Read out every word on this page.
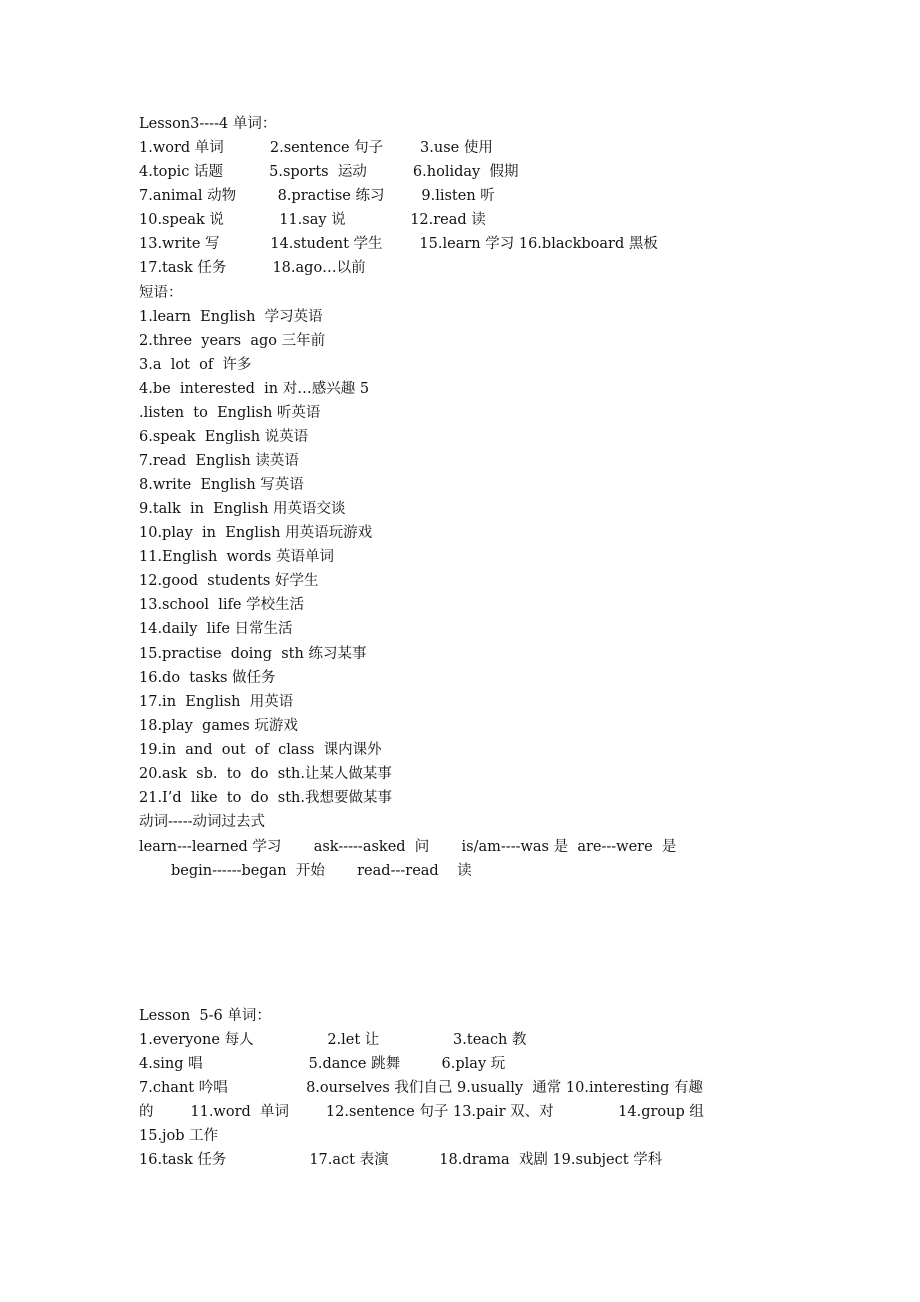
Lesson3----4 单词：
1.word 单词          2.sentence 句子        3.use 使用
4.topic 话题          5.sports  运动          6.holiday  假期
7.animal 动物         8.practise 练习        9.listen 听
10.speak 说            11.say 说              12.read 读
13.write 写           14.student 学生        15.learn 学习 16.blackboard 黑板
17.task 任务          18.ago…以前
短语：
1.learn  English  学习英语
2.three  years  ago 三年前
3.a  lot  of  许多
4.be  interested  in 对…感兴趣 5
.listen  to  English 听英语
6.speak  English 说英语
7.read  English 读英语
8.write  English 写英语
9.talk  in  English 用英语交谈
10.play  in  English 用英语玩游戏
11.English  words 英语单词
12.good  students 好学生
13.school  life 学校生活
14.daily  life 日常生活
15.practise  doing  sth 练习某事
16.do  tasks 做任务
17.in  English  用英语
18.play  games 玩游戏
19.in  and  out  of  class  课内课外
20.ask  sb.  to  do  sth.让某人做某事
21.I’d  like  to  do  sth.我想要做某事
动词-----动词过去式
learn---learned 学习       ask-----asked  问       is/am----was 是  are---were  是
begin------began  开始       read---read    读
Lesson  5-6 单词：
1.everyone 每人                2.let 让                3.teach 教
4.sing 唱                       5.dance 跳舞         6.play 玩
7.chant 吟唱                 8.ourselves 我们自己 9.usually  通常 10.interesting 有趣
的        11.word  单词        12.sentence 句子 13.pair 双、对              14.group 组
15.job 工作
16.task 任务                  17.act 表演           18.drama  戏剧 19.subject 学科
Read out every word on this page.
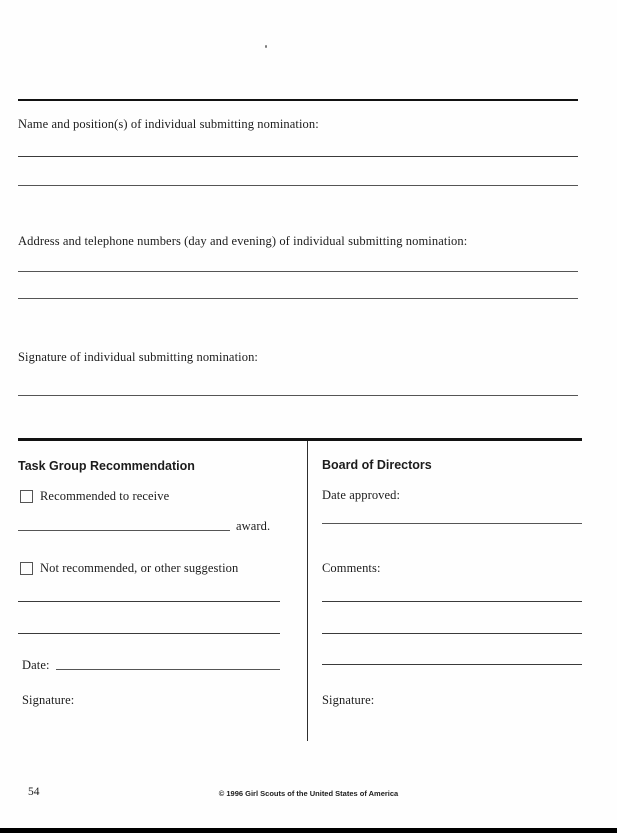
Name and position(s) of individual submitting nomination:
Address and telephone numbers (day and evening) of individual submitting nomination:
Signature of individual submitting nomination:
Task Group Recommendation
Recommended to receive
award.
Not recommended, or other suggestion
Date:
Signature:
Board of Directors
Date approved:
Comments:
Signature:
54	© 1996 Girl Scouts of the United States of America
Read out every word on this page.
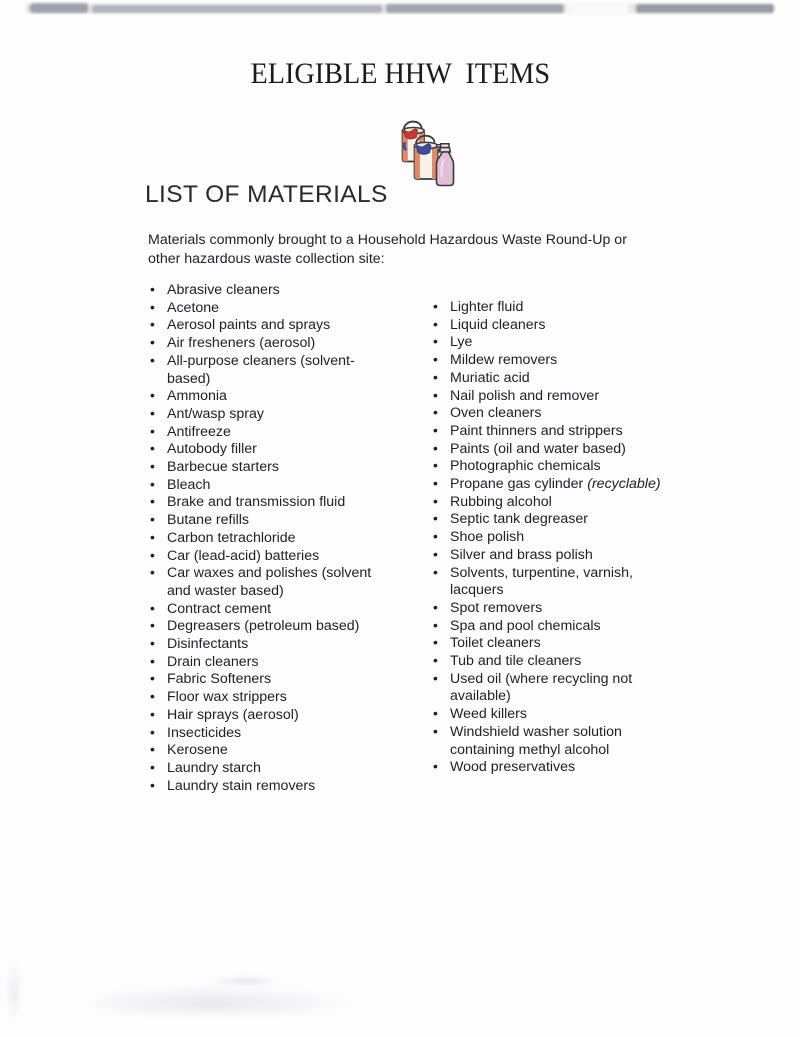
ELIGIBLE HHW  ITEMS
LIST OF MATERIALS

Materials commonly brought to a Household Hazardous Waste Round-Up or
other hazardous waste collection site:

• Abrasive cleaners
• Acetone
• Aerosol paints and sprays
• Air fresheners (aerosol)
• All-purpose cleaners (solvent-
based)
• Ammonia
• Ant/wasp spray
• Antifreeze
• Autobody filler
• Barbecue starters
• Bleach
• Brake and transmission fluid
• Butane refills
• Carbon tetrachloride
• Car (lead-acid) batteries
• Car waxes and polishes (solvent
and waster based)
• Contract cement
• Degreasers (petroleum based)
• Disinfectants
• Drain cleaners
• Fabric Softeners
• Floor wax strippers
• Hair sprays (aerosol)
• Insecticides
• Kerosene
• Laundry starch
• Laundry stain removers
• Lighter fluid
• Liquid cleaners
• Lye
• Mildew removers
• Muriatic acid
• Nail polish and remover
• Oven cleaners
• Paint thinners and strippers
• Paints (oil and water based)
• Photographic chemicals
• Propane gas cylinder (recyclable)
• Rubbing alcohol
• Septic tank degreaser
• Shoe polish
• Silver and brass polish
• Solvents, turpentine, varnish,
lacquers
• Spot removers
• Spa and pool chemicals
• Toilet cleaners
• Tub and tile cleaners
• Used oil (where recycling not
available)
• Weed killers
• Windshield washer solution
containing methyl alcohol
• Wood preservatives
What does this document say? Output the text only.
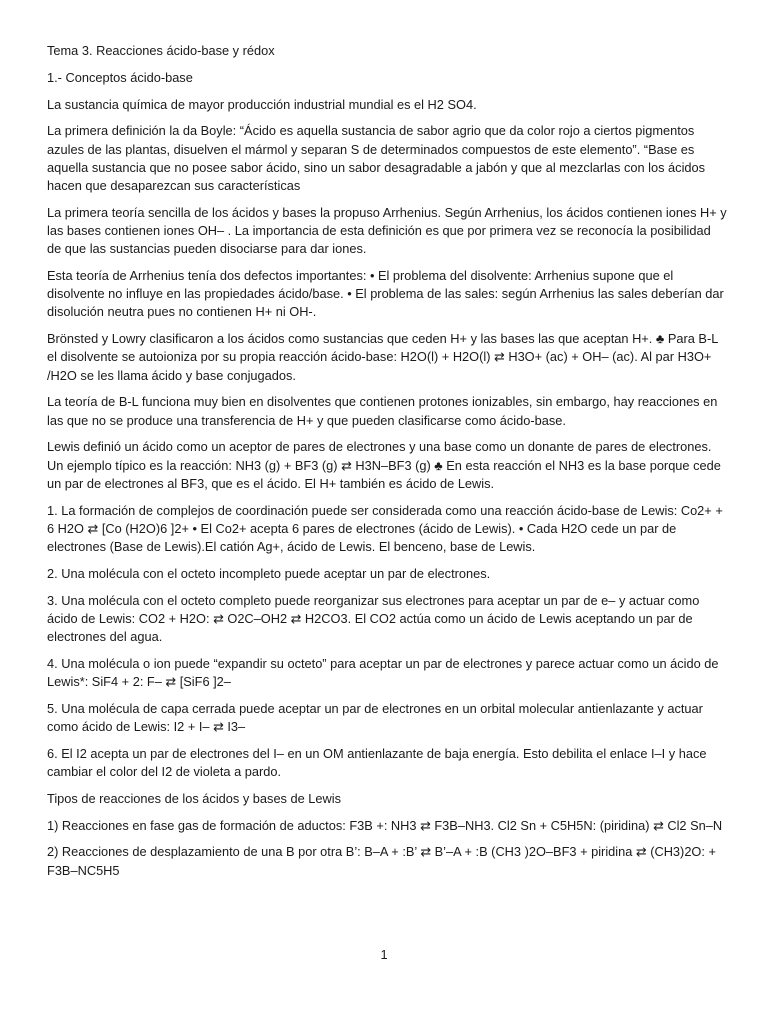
Tema 3. Reacciones ácido-base y rédox

1.- Conceptos ácido-base

La sustancia química de mayor producción industrial mundial es el H2 SO4.

La primera definición la da Boyle: “Ácido es aquella sustancia de sabor agrio que da color rojo a ciertos pigmentos azules de las plantas, disuelven el mármol y separan S de determinados compuestos de este elemento”. “Base es aquella sustancia que no posee sabor ácido, sino un sabor desagradable a jabón y que al mezclarlas con los ácidos hacen que desaparezcan sus características

La primera teoría sencilla de los ácidos y bases la propuso Arrhenius. Según Arrhenius, los ácidos contienen iones H+ y las bases contienen iones OH– . La importancia de esta definición es que por primera vez se reconocía la posibilidad de que las sustancias pueden disociarse para dar iones.

Esta teoría de Arrhenius tenía dos defectos importantes: • El problema del disolvente: Arrhenius supone que el disolvente no influye en las propiedades ácido/base. • El problema de las sales: según Arrhenius las sales deberían dar disolución neutra pues no contienen H+ ni OH-.

Brönsted y Lowry clasificaron a los ácidos como sustancias que ceden H+ y las bases las que aceptan H+. ♣ Para B-L el disolvente se autoioniza por su propia reacción ácido-base: H2O(l) + H2O(l) ⇄ H3O+ (ac) + OH– (ac). Al par H3O+ /H2O se les llama ácido y base conjugados.

La teoría de B-L funciona muy bien en disolventes que contienen protones ionizables, sin embargo, hay reacciones en las que no se produce una transferencia de H+ y que pueden clasificarse como ácido-base.

Lewis definió un ácido como un aceptor de pares de electrones y una base como un donante de pares de electrones. Un ejemplo típico es la reacción: NH3 (g) + BF3 (g) ⇄ H3N–BF3 (g) ♣ En esta reacción el NH3 es la base porque cede un par de electrones al BF3, que es el ácido. El H+ también es ácido de Lewis.

1. La formación de complejos de coordinación puede ser considerada como una reacción ácido-base de Lewis: Co2+ + 6 H2O ⇄ [Co (H2O)6 ]2+ • El Co2+ acepta 6 pares de electrones (ácido de Lewis). • Cada H2O cede un par de electrones (Base de Lewis).El catión Ag+, ácido de Lewis. El benceno, base de Lewis.

2. Una molécula con el octeto incompleto puede aceptar un par de electrones.

3. Una molécula con el octeto completo puede reorganizar sus electrones para aceptar un par de e– y actuar como ácido de Lewis: CO2 + H2O: ⇄ O2C–OH2 ⇄ H2CO3. El CO2 actúa como un ácido de Lewis aceptando un par de electrones del agua.

4. Una molécula o ion puede “expandir su octeto” para aceptar un par de electrones y parece actuar como un ácido de Lewis*: SiF4 + 2: F– ⇄ [SiF6 ]2–

5. Una molécula de capa cerrada puede aceptar un par de electrones en un orbital molecular antienlazante y actuar como ácido de Lewis: I2 + I– ⇄ I3–

6. El I2 acepta un par de electrones del I– en un OM antienlazante de baja energía. Esto debilita el enlace I–I y hace cambiar el color del I2 de violeta a pardo.

Tipos de reacciones de los ácidos y bases de Lewis

1) Reacciones en fase gas de formación de aductos: F3B +: NH3 ⇄ F3B–NH3. Cl2 Sn + C5H5N: (piridina) ⇄ Cl2 Sn–N

2) Reacciones de desplazamiento de una B por otra B’: B–A + :B’ ⇄ B’–A + :B (CH3 )2O–BF3 + piridina ⇄ (CH3)2O: + F3B–NC5H5

1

**TASK GOAL**. Omit the pictures, and quote the material above exactly as given.

**THE COMPLETED TASK**.
Read out every word on this page.
Lesson3----4 单词：
1.word 单词          2.sentence 句子        3.use 使用
4.topic 话题          5.sports  运动          6.holiday  假期
7.animal 动物         8.practise 练习        9.listen 听
10.speak 说            11.say 说              12.read 读
13.write 写           14.student 学生        15.learn 学习 16.blackboard 黑板
17.task 任务          18.ago…以前
短语：
1.learn  English  学习英语
2.three  years  ago 三年前
3.a  lot  of  许多
4.be  interested  in 对…感兴趣 5
.listen  to  English 听英语
6.speak  English 说英语
7.read  English 读英语
8.write  English 写英语
9.talk  in  English 用英语交谈
10.play  in  English 用英语玩游戏
11.English  words 英语单词
12.good  students 好学生
13.school  life 学校生活
14.daily  life 日常生活
15.practise  doing  sth 练习某事
16.do  tasks 做任务
17.in  English  用英语
18.play  games 玩游戏
19.in  and  out  of  class  课内课外
20.ask  sb.  to  do  sth.让某人做某事
21.I’d  like  to  do  sth.我想要做某事
动词-----动词过去式
learn---learned 学习       ask-----asked  问       is/am----was 是  are---were  是
begin------began  开始       read---read    读
Lesson  5-6 单词：
1.everyone 每人                2.let 让                3.teach 教
4.sing 唱                       5.dance 跳舞         6.play 玩
7.chant 吟唱                 8.ourselves 我们自己 9.usually  通常 10.interesting 有趣
的        11.word  单词        12.sentence 句子 13.pair 双、对              14.group 组
15.job 工作
16.task 任务                  17.act 表演           18.drama  戏剧 19.subject 学科
Read out every word on this page.
Name and position(s) of individual submitting nomination:
Address and telephone numbers (day and evening) of individual submitting nomination:
Signature of individual submitting nomination:
Task Group Recommendation
Recommended to receive
award.
Not recommended, or other suggestion
Date:
Signature:
Board of Directors
Date approved:
Comments:
Signature:
54	© 1996 Girl Scouts of the United States of America
Read out every word on this page.
ELIGIBLE HHW  ITEMS
LIST OF MATERIALS

Materials commonly brought to a Household Hazardous Waste Round-Up or
other hazardous waste collection site:

• Abrasive cleaners
• Acetone
• Aerosol paints and sprays
• Air fresheners (aerosol)
• All-purpose cleaners (solvent-
based)
• Ammonia
• Ant/wasp spray
• Antifreeze
• Autobody filler
• Barbecue starters
• Bleach
• Brake and transmission fluid
• Butane refills
• Carbon tetrachloride
• Car (lead-acid) batteries
• Car waxes and polishes (solvent
and waster based)
• Contract cement
• Degreasers (petroleum based)
• Disinfectants
• Drain cleaners
• Fabric Softeners
• Floor wax strippers
• Hair sprays (aerosol)
• Insecticides
• Kerosene
• Laundry starch
• Laundry stain removers
• Lighter fluid
• Liquid cleaners
• Lye
• Mildew removers
• Muriatic acid
• Nail polish and remover
• Oven cleaners
• Paint thinners and strippers
• Paints (oil and water based)
• Photographic chemicals
• Propane gas cylinder (recyclable)
• Rubbing alcohol
• Septic tank degreaser
• Shoe polish
• Silver and brass polish
• Solvents, turpentine, varnish,
lacquers
• Spot removers
• Spa and pool chemicals
• Toilet cleaners
• Tub and tile cleaners
• Used oil (where recycling not
available)
• Weed killers
• Windshield washer solution
containing methyl alcohol
• Wood preservatives
What does this document say? Output the text only.
Tema 3. Reacciones ácido-base y rédox

1.- Conceptos ácido-base

La sustancia química de mayor producción industrial mundial es el H2 SO4.

La primera definición la da Boyle: “Ácido es aquella sustancia de sabor agrio que da color rojo a ciertos pigmentos azules de las plantas, disuelven el mármol y separan S de determinados compuestos de este elemento”. “Base es aquella sustancia que no posee sabor ácido, sino un sabor desagradable a jabón y que al mezclarlas con los ácidos hacen que desaparezcan sus características

La primera teoría sencilla de los ácidos y bases la propuso Arrhenius. Según Arrhenius, los ácidos contienen iones H+ y las bases contienen iones OH– . La importancia de esta definición es que por primera vez se reconocía la posibilidad de que las sustancias pueden disociarse para dar iones.

Esta teoría de Arrhenius tenía dos defectos importantes: • El problema del disolvente: Arrhenius supone que el disolvente no influye en las propiedades ácido/base. • El problema de las sales: según Arrhenius las sales deberían dar disolución neutra pues no contienen H+ ni OH-.

Brönsted y Lowry clasificaron a los ácidos como sustancias que ceden H+ y las bases las que aceptan H+. ♣ Para B-L el disolvente se autoioniza por su propia reacción ácido-base: H2O(l) + H2O(l) ⇄ H3O+ (ac) + OH– (ac). Al par H3O+ /H2O se les llama ácido y base conjugados.

La teoría de B-L funciona muy bien en disolventes que contienen protones ionizables, sin embargo, hay reacciones en las que no se produce una transferencia de H+ y que pueden clasificarse como ácido-base.

Lewis definió un ácido como un aceptor de pares de electrones y una base como un donante de pares de electrones. Un ejemplo típico es la reacción: NH3 (g) + BF3 (g) ⇄ H3N–BF3 (g) ♣ En esta reacción el NH3 es la base porque cede un par de electrones al BF3, que es el ácido. El H+ también es ácido de Lewis.

1. La formación de complejos de coordinación puede ser considerada como una reacción ácido-base de Lewis: Co2+ + 6 H2O ⇄ [Co (H2O)6 ]2+ • El Co2+ acepta 6 pares de electrones (ácido de Lewis). • Cada H2O cede un par de electrones (Base de Lewis).El catión Ag+, ácido de Lewis. El benceno, base de Lewis.

2. Una molécula con el octeto incompleto puede aceptar un par de electrones.

3. Una molécula con el octeto completo puede reorganizar sus electrones para aceptar un par de e– y actuar como ácido de Lewis: CO2 + H2O: ⇄ O2C–OH2 ⇄ H2CO3. El CO2 actúa como un ácido de Lewis aceptando un par de electrones del agua.

4. Una molécula o ion puede “expandir su octeto” para aceptar un par de electrones y parece actuar como un ácido de Lewis*: SiF4 + 2: F– ⇄ [SiF6 ]2–

5. Una molécula de capa cerrada puede aceptar un par de electrones en un orbital molecular antienlazante y actuar como ácido de Lewis: I2 + I– ⇄ I3–

6. El I2 acepta un par de electrones del I– en un OM antienlazante de baja energía. Esto debilita el enlace I–I y hace cambiar el color del I2 de violeta a pardo.

Tipos de reacciones de los ácidos y bases de Lewis

1) Reacciones en fase gas de formación de aductos: F3B +: NH3 ⇄ F3B–NH3. Cl2 Sn + C5H5N: (piridina) ⇄ Cl2 Sn–N

2) Reacciones de desplazamiento de una B por otra B’: B–A + :B’ ⇄ B’–A + :B (CH3 )2O–BF3 + piridina ⇄ (CH3)2O: + F3B–NC5H5

1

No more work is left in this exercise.